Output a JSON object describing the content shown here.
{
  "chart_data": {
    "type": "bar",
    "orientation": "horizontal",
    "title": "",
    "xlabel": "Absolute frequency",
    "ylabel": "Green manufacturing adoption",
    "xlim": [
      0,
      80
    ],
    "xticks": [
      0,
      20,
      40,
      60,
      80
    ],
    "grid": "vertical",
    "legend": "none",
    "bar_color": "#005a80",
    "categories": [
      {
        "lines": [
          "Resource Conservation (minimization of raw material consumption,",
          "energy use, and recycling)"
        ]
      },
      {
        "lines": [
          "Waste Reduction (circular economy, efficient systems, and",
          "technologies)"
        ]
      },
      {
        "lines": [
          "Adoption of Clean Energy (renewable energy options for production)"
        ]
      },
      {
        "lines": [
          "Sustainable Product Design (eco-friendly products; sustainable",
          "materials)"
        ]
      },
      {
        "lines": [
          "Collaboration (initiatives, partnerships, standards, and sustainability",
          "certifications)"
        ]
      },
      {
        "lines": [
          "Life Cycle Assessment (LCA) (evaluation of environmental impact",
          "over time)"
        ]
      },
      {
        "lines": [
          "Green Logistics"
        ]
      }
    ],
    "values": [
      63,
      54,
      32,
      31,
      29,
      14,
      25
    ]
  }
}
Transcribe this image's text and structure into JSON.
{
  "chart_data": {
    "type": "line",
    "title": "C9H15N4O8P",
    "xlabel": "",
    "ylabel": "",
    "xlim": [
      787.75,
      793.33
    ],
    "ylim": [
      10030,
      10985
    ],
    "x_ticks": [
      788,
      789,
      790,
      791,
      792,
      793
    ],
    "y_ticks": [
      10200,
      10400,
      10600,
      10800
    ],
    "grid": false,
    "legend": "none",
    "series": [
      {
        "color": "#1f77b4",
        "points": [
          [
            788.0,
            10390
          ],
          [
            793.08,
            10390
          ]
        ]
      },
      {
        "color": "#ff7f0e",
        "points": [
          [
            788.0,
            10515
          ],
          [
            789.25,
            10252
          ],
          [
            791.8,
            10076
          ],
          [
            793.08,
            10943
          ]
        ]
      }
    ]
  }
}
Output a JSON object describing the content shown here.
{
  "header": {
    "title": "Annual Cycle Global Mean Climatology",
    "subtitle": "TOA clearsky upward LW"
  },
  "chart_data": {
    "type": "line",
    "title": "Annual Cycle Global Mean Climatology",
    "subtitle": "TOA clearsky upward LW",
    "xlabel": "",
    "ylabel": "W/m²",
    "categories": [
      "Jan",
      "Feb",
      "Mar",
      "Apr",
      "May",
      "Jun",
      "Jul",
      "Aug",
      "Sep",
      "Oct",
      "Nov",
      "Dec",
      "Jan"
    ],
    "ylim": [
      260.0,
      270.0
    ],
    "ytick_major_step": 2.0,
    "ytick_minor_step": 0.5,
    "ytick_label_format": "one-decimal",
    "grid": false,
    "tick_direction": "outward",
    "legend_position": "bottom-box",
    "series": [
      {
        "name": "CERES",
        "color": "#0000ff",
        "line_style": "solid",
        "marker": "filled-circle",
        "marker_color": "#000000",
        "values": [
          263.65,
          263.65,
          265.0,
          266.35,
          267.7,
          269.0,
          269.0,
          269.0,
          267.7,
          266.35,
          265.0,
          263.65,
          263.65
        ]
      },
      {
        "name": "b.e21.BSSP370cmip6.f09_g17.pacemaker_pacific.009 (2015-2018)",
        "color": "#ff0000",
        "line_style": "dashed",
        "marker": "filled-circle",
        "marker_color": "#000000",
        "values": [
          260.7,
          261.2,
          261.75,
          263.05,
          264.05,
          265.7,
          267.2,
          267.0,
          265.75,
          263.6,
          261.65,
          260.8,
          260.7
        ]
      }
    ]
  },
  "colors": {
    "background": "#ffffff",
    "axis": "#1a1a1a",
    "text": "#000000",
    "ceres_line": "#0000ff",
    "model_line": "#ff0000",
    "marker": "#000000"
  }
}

Stated goal: Retype the material above, line by line, exactly.

Task result:
Output a JSON object describing the content shown here.
{
  "chart_data": {
    "type": "bar",
    "orientation": "horizontal",
    "title": "",
    "xlabel": "Absolute frequency",
    "ylabel": "Green manufacturing adoption",
    "xlim": [
      0,
      80
    ],
    "xticks": [
      0,
      20,
      40,
      60,
      80
    ],
    "grid": "vertical",
    "legend": "none",
    "bar_color": "#005a80",
    "categories": [
      {
        "lines": [
          "Resource Conservation (minimization of raw material consumption,",
          "energy use, and recycling)"
        ]
      },
      {
        "lines": [
          "Waste Reduction (circular economy, efficient systems, and",
          "technologies)"
        ]
      },
      {
        "lines": [
          "Adoption of Clean Energy (renewable energy options for production)"
        ]
      },
      {
        "lines": [
          "Sustainable Product Design (eco-friendly products; sustainable",
          "materials)"
        ]
      },
      {
        "lines": [
          "Collaboration (initiatives, partnerships, standards, and sustainability",
          "certifications)"
        ]
      },
      {
        "lines": [
          "Life Cycle Assessment (LCA) (evaluation of environmental impact",
          "over time)"
        ]
      },
      {
        "lines": [
          "Green Logistics"
        ]
      }
    ],
    "values": [
      63,
      54,
      32,
      31,
      29,
      14,
      25
    ]
  }
}
Transcribe this image's text and structure into JSON.
{
  "chart_data": {
    "type": "line",
    "title": "C9H15N4O8P",
    "xlabel": "",
    "ylabel": "",
    "xlim": [
      787.75,
      793.33
    ],
    "ylim": [
      10030,
      10985
    ],
    "x_ticks": [
      788,
      789,
      790,
      791,
      792,
      793
    ],
    "y_ticks": [
      10200,
      10400,
      10600,
      10800
    ],
    "grid": false,
    "legend": "none",
    "series": [
      {
        "color": "#1f77b4",
        "points": [
          [
            788.0,
            10390
          ],
          [
            793.08,
            10390
          ]
        ]
      },
      {
        "color": "#ff7f0e",
        "points": [
          [
            788.0,
            10515
          ],
          [
            789.25,
            10252
          ],
          [
            791.8,
            10076
          ],
          [
            793.08,
            10943
          ]
        ]
      }
    ]
  }
}
Output a JSON object describing the content shown here.
{
  "header": {
    "title": "Annual Cycle Global Mean Climatology",
    "subtitle": "TOA clearsky upward LW"
  },
  "chart_data": {
    "type": "line",
    "title": "Annual Cycle Global Mean Climatology",
    "subtitle": "TOA clearsky upward LW",
    "xlabel": "",
    "ylabel": "W/m²",
    "categories": [
      "Jan",
      "Feb",
      "Mar",
      "Apr",
      "May",
      "Jun",
      "Jul",
      "Aug",
      "Sep",
      "Oct",
      "Nov",
      "Dec",
      "Jan"
    ],
    "ylim": [
      260.0,
      270.0
    ],
    "ytick_major_step": 2.0,
    "ytick_minor_step": 0.5,
    "ytick_label_format": "one-decimal",
    "grid": false,
    "tick_direction": "outward",
    "legend_position": "bottom-box",
    "series": [
      {
        "name": "CERES",
        "color": "#0000ff",
        "line_style": "solid",
        "marker": "filled-circle",
        "marker_color": "#000000",
        "values": [
          263.65,
          263.65,
          265.0,
          266.35,
          267.7,
          269.0,
          269.0,
          269.0,
          267.7,
          266.35,
          265.0,
          263.65,
          263.65
        ]
      },
      {
        "name": "b.e21.BSSP370cmip6.f09_g17.pacemaker_pacific.009 (2015-2018)",
        "color": "#ff0000",
        "line_style": "dashed",
        "marker": "filled-circle",
        "marker_color": "#000000",
        "values": [
          260.7,
          261.2,
          261.75,
          263.05,
          264.05,
          265.7,
          267.2,
          267.0,
          265.75,
          263.6,
          261.65,
          260.8,
          260.7
        ]
      }
    ]
  },
  "colors": {
    "background": "#ffffff",
    "axis": "#1a1a1a",
    "text": "#000000",
    "ceres_line": "#0000ff",
    "model_line": "#ff0000",
    "marker": "#000000"
  }
}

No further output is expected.